[begin Exercise input]

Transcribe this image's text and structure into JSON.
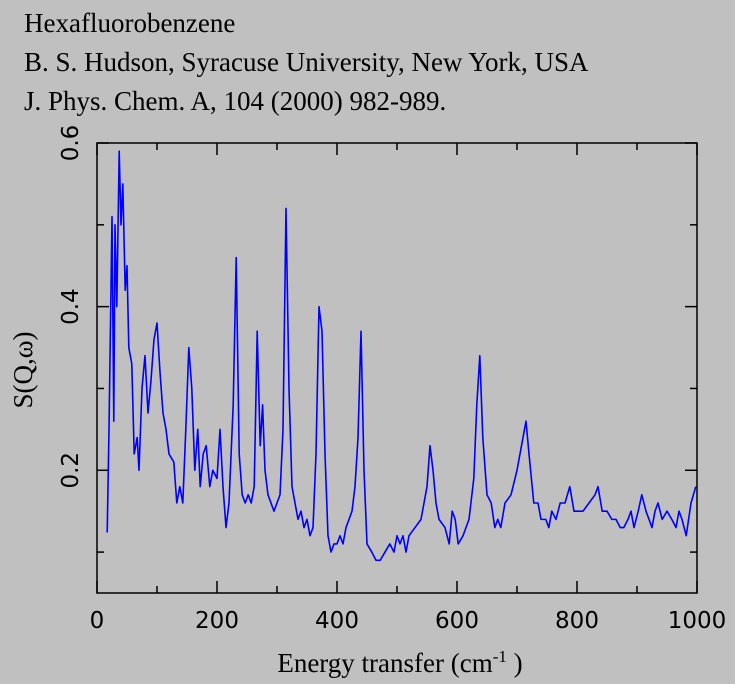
{
  "chart_data": {
    "type": "line",
    "title_lines": [
      "Hexafluorobenzene",
      "B. S. Hudson, Syracuse University, New York, USA",
      "J. Phys. Chem. A, 104 (2000) 982-989."
    ],
    "xlabel": [
      "Energy transfer (cm",
      "-1",
      " )"
    ],
    "ylabel": "S(Q,ω)",
    "xlim": [
      0,
      1000
    ],
    "xticks": [
      0,
      200,
      400,
      600,
      800,
      1000
    ],
    "xticks_minor": [
      100,
      300,
      500,
      700,
      900
    ],
    "ylim": [
      0.05,
      0.6
    ],
    "yticks": [
      0.2,
      0.4,
      0.6
    ],
    "yticks_minor": [
      0.1,
      0.3,
      0.5
    ],
    "series": [
      {
        "color": "#0000ff",
        "x": [
          17,
          20,
          25,
          28,
          30,
          33,
          37,
          40,
          43,
          47,
          50,
          53,
          58,
          62,
          67,
          70,
          75,
          80,
          85,
          90,
          95,
          100,
          105,
          110,
          115,
          120,
          128,
          133,
          138,
          143,
          148,
          153,
          158,
          163,
          168,
          172,
          177,
          182,
          188,
          193,
          200,
          205,
          210,
          215,
          220,
          227,
          232,
          237,
          242,
          247,
          252,
          257,
          262,
          267,
          272,
          276,
          280,
          285,
          290,
          295,
          300,
          305,
          310,
          315,
          320,
          325,
          330,
          335,
          340,
          345,
          350,
          355,
          360,
          365,
          370,
          375,
          380,
          385,
          390,
          395,
          400,
          405,
          410,
          415,
          420,
          425,
          430,
          435,
          440,
          445,
          450,
          458,
          465,
          472,
          480,
          488,
          495,
          500,
          505,
          510,
          515,
          520,
          530,
          540,
          550,
          555,
          560,
          565,
          570,
          580,
          587,
          592,
          597,
          602,
          610,
          620,
          628,
          633,
          638,
          643,
          650,
          657,
          663,
          668,
          673,
          680,
          690,
          700,
          710,
          715,
          720,
          728,
          735,
          740,
          748,
          753,
          758,
          765,
          772,
          780,
          788,
          795,
          810,
          820,
          830,
          835,
          842,
          850,
          858,
          865,
          872,
          878,
          885,
          890,
          895,
          902,
          908,
          915,
          920,
          925,
          930,
          935,
          942,
          950,
          958,
          965,
          970,
          975,
          982,
          990,
          998
        ],
        "values": [
          0.124,
          0.25,
          0.51,
          0.26,
          0.5,
          0.4,
          0.59,
          0.5,
          0.55,
          0.42,
          0.45,
          0.35,
          0.33,
          0.22,
          0.24,
          0.2,
          0.3,
          0.34,
          0.27,
          0.31,
          0.36,
          0.38,
          0.32,
          0.27,
          0.25,
          0.22,
          0.21,
          0.16,
          0.18,
          0.16,
          0.25,
          0.35,
          0.3,
          0.2,
          0.25,
          0.18,
          0.22,
          0.23,
          0.18,
          0.2,
          0.19,
          0.25,
          0.18,
          0.13,
          0.16,
          0.28,
          0.46,
          0.22,
          0.17,
          0.16,
          0.17,
          0.16,
          0.18,
          0.37,
          0.23,
          0.28,
          0.2,
          0.17,
          0.16,
          0.15,
          0.16,
          0.17,
          0.25,
          0.52,
          0.3,
          0.18,
          0.16,
          0.14,
          0.15,
          0.13,
          0.14,
          0.12,
          0.13,
          0.22,
          0.4,
          0.37,
          0.22,
          0.12,
          0.1,
          0.11,
          0.11,
          0.12,
          0.11,
          0.13,
          0.14,
          0.15,
          0.18,
          0.24,
          0.37,
          0.2,
          0.11,
          0.1,
          0.09,
          0.09,
          0.1,
          0.11,
          0.1,
          0.12,
          0.11,
          0.12,
          0.1,
          0.12,
          0.13,
          0.14,
          0.18,
          0.23,
          0.2,
          0.16,
          0.14,
          0.13,
          0.11,
          0.15,
          0.14,
          0.11,
          0.12,
          0.14,
          0.19,
          0.28,
          0.34,
          0.24,
          0.17,
          0.16,
          0.13,
          0.14,
          0.13,
          0.16,
          0.17,
          0.2,
          0.24,
          0.26,
          0.22,
          0.16,
          0.16,
          0.14,
          0.14,
          0.13,
          0.15,
          0.14,
          0.16,
          0.16,
          0.18,
          0.15,
          0.15,
          0.16,
          0.17,
          0.18,
          0.15,
          0.15,
          0.14,
          0.14,
          0.13,
          0.13,
          0.14,
          0.15,
          0.13,
          0.15,
          0.17,
          0.15,
          0.14,
          0.13,
          0.15,
          0.16,
          0.14,
          0.15,
          0.14,
          0.13,
          0.15,
          0.14,
          0.12,
          0.16,
          0.18
        ]
      }
    ]
  }
}
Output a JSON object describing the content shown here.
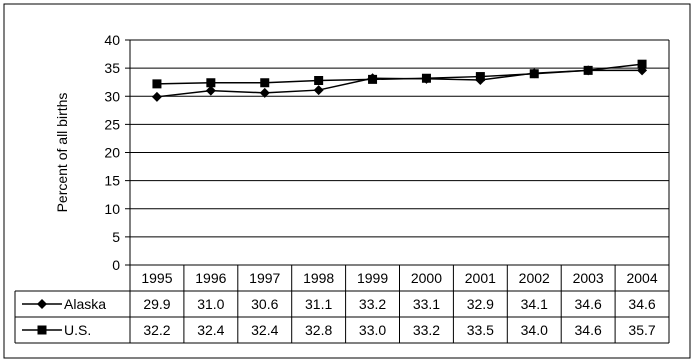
{
  "chart_data": {
    "type": "line",
    "title": "",
    "xlabel": "",
    "ylabel": "Percent of all births",
    "ylim": [
      0,
      40
    ],
    "y_ticks": [
      "0",
      "5",
      "10",
      "15",
      "20",
      "25",
      "30",
      "35",
      "40"
    ],
    "categories": [
      "1995",
      "1996",
      "1997",
      "1998",
      "1999",
      "2000",
      "2001",
      "2002",
      "2003",
      "2004"
    ],
    "grid": true,
    "legend_placement": "data-table-left",
    "series": [
      {
        "name": "Alaska",
        "marker": "diamond",
        "values": [
          29.9,
          31.0,
          30.6,
          31.1,
          33.2,
          33.1,
          32.9,
          34.1,
          34.6,
          34.6
        ],
        "labels": [
          "29.9",
          "31.0",
          "30.6",
          "31.1",
          "33.2",
          "33.1",
          "32.9",
          "34.1",
          "34.6",
          "34.6"
        ]
      },
      {
        "name": "U.S.",
        "marker": "square",
        "values": [
          32.2,
          32.4,
          32.4,
          32.8,
          33.0,
          33.2,
          33.5,
          34.0,
          34.6,
          35.7
        ],
        "labels": [
          "32.2",
          "32.4",
          "32.4",
          "32.8",
          "33.0",
          "33.2",
          "33.5",
          "34.0",
          "34.6",
          "35.7"
        ]
      }
    ]
  }
}
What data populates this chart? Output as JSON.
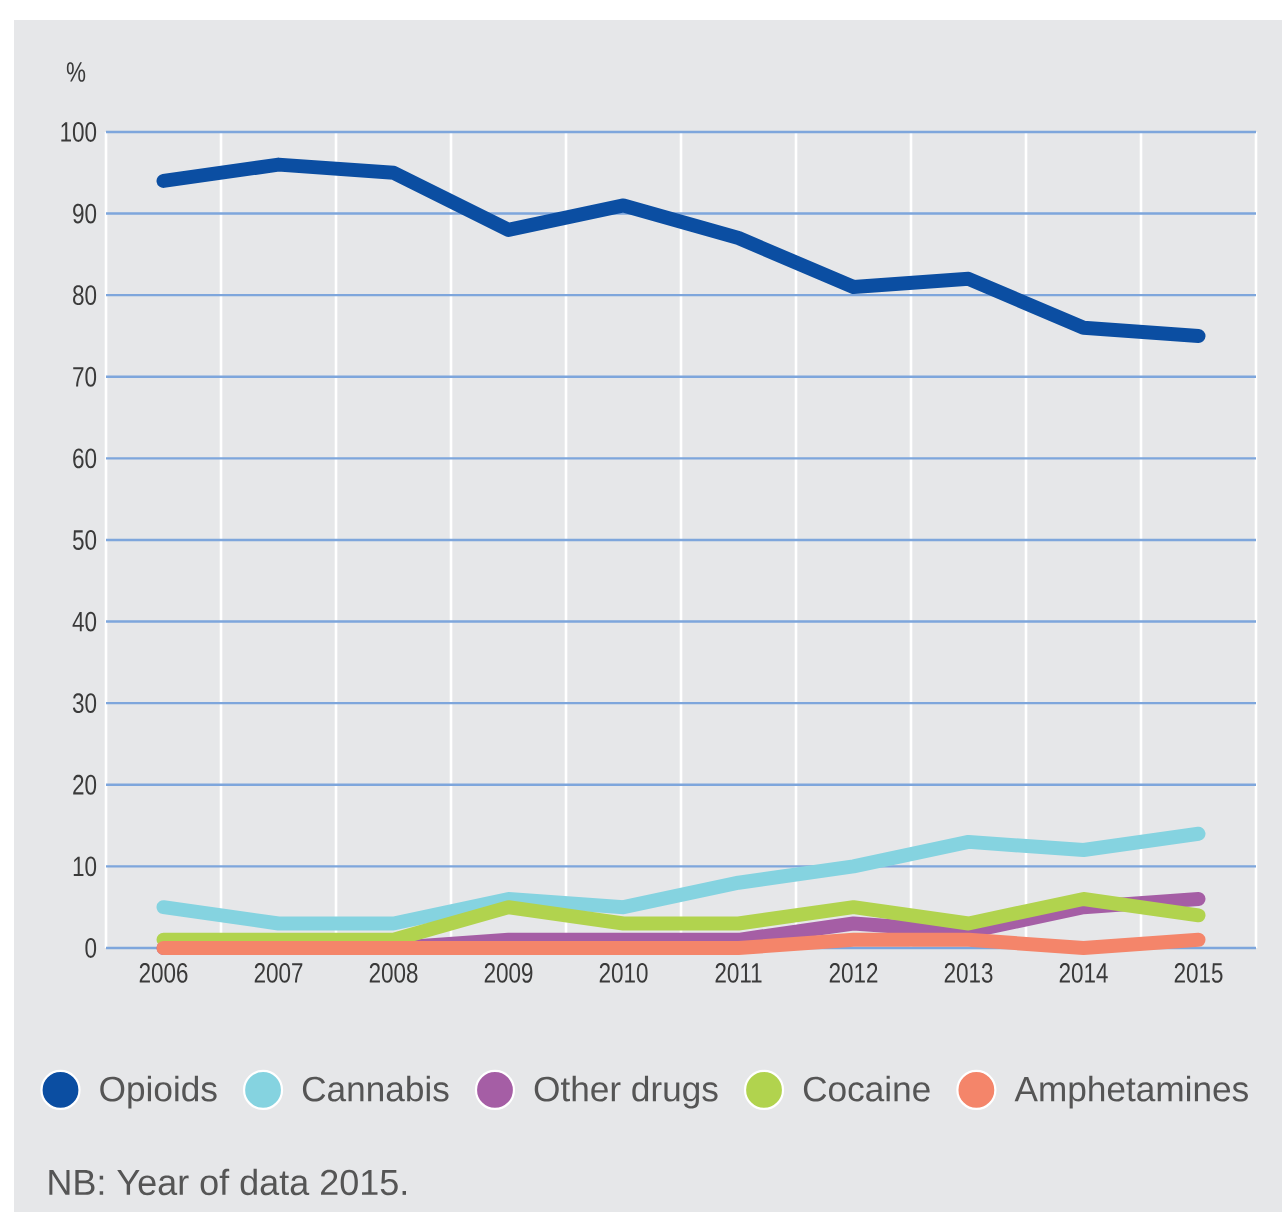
{
  "chart_data": {
    "type": "line",
    "ylabel": "%",
    "categories": [
      "2006",
      "2007",
      "2008",
      "2009",
      "2010",
      "2011",
      "2012",
      "2013",
      "2014",
      "2015"
    ],
    "series": [
      {
        "name": "Opioids",
        "color": "#0b4ea2",
        "values": [
          94,
          96,
          95,
          88,
          91,
          87,
          81,
          82,
          76,
          75
        ]
      },
      {
        "name": "Cannabis",
        "color": "#85d3e0",
        "values": [
          5,
          3,
          3,
          6,
          5,
          8,
          10,
          13,
          12,
          14
        ]
      },
      {
        "name": "Other drugs",
        "color": "#a55ea5",
        "values": [
          0,
          0,
          0,
          1,
          1,
          1,
          3,
          2,
          5,
          6
        ]
      },
      {
        "name": "Cocaine",
        "color": "#b1d34e",
        "values": [
          1,
          1,
          1,
          5,
          3,
          3,
          5,
          3,
          6,
          4
        ]
      },
      {
        "name": "Amphetamines",
        "color": "#f4856a",
        "values": [
          0,
          0,
          0,
          0,
          0,
          0,
          1,
          1,
          0,
          1
        ]
      }
    ],
    "ylim": [
      0,
      100
    ],
    "yticks": [
      0,
      10,
      20,
      30,
      40,
      50,
      60,
      70,
      80,
      90,
      100
    ],
    "grid": true,
    "legend": "bottom",
    "annotations": [
      "NB: Year of data 2015."
    ]
  }
}
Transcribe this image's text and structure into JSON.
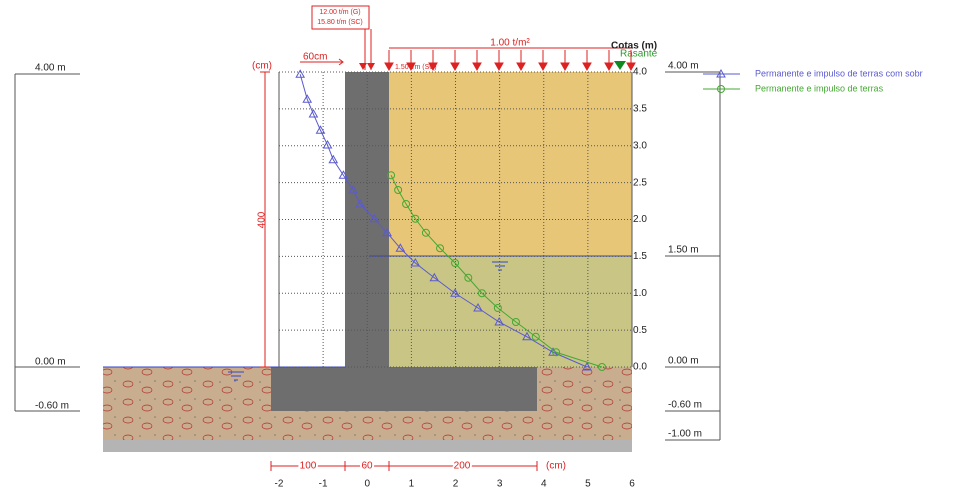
{
  "chart_data": {
    "type": "line",
    "xlim": [
      -2,
      6
    ],
    "ylim": [
      0,
      4
    ],
    "xticks": [
      -2,
      -1,
      0,
      1,
      2,
      3,
      4,
      5,
      6
    ],
    "yticks": [
      {
        "value": 0,
        "label": "0.0"
      },
      {
        "value": 0.5,
        "label": "0.5"
      },
      {
        "value": 1,
        "label": "1.0"
      },
      {
        "value": 1.5,
        "label": "1.5"
      },
      {
        "value": 2,
        "label": "2.0"
      },
      {
        "value": 2.5,
        "label": "2.5"
      },
      {
        "value": 3,
        "label": "3.0"
      },
      {
        "value": 3.5,
        "label": "3.5"
      },
      {
        "value": 4,
        "label": "4.0"
      }
    ],
    "grid": true,
    "series": [
      {
        "name": "Permanente e impulso de terras com sobr",
        "color": "#5a5ad0",
        "marker": "triangle",
        "x": [
          -1.52,
          -1.36,
          -1.22,
          -1.06,
          -0.9,
          -0.77,
          -0.54,
          -0.32,
          -0.16,
          0.16,
          0.45,
          0.75,
          1.09,
          1.52,
          1.99,
          2.51,
          2.99,
          3.62,
          4.21,
          4.98
        ],
        "values": [
          3.97,
          3.63,
          3.43,
          3.21,
          3.01,
          2.81,
          2.6,
          2.4,
          2.21,
          2.01,
          1.82,
          1.61,
          1.41,
          1.21,
          1.0,
          0.8,
          0.61,
          0.41,
          0.2,
          0.0
        ]
      },
      {
        "name": "Permanente e impulso de terras",
        "color": "#44a833",
        "marker": "circle",
        "x": [
          0.54,
          0.7,
          0.88,
          1.09,
          1.33,
          1.65,
          1.99,
          2.29,
          2.6,
          2.96,
          3.37,
          3.82,
          4.28,
          5.32
        ],
        "values": [
          2.6,
          2.4,
          2.21,
          2.01,
          1.82,
          1.61,
          1.41,
          1.21,
          1.0,
          0.8,
          0.61,
          0.41,
          0.2,
          0.0
        ]
      }
    ]
  },
  "drawing": {
    "loads": {
      "wall_top_g": "12.00 t/m (G)",
      "wall_top_sc": "15.80 t/m (SC)",
      "surcharge": "1.00 t/m²",
      "line_sc": "1.50 t/m (SC)",
      "offset": "60cm"
    },
    "cotas": "Cotas (m)",
    "rasante": "Rasante",
    "unit_left": "(cm)",
    "height_dim": "400",
    "bottom_dims": [
      "100",
      "60",
      "200",
      "(cm)"
    ],
    "levels_left": [
      "4.00 m",
      "0.00 m",
      "-0.60 m"
    ],
    "levels_right": [
      "4.00 m",
      "1.50 m",
      "0.00 m",
      "-0.60 m",
      "-1.00 m"
    ]
  }
}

[end Exercise input]

-- What you should do --
Gather up the lines containing the word "name" from these records and copy them.

-- Response to this exercise --
        "name": "Alaska",
        "name": "U.S.",
        "name": "Opioids",
        "name": "Cannabis",
        "name": "Other drugs",
        "name": "Cocaine",
        "name": "Amphetamines",
        "name": "Permanente e impulso de terras com sobr",
        "name": "Permanente e impulso de terras",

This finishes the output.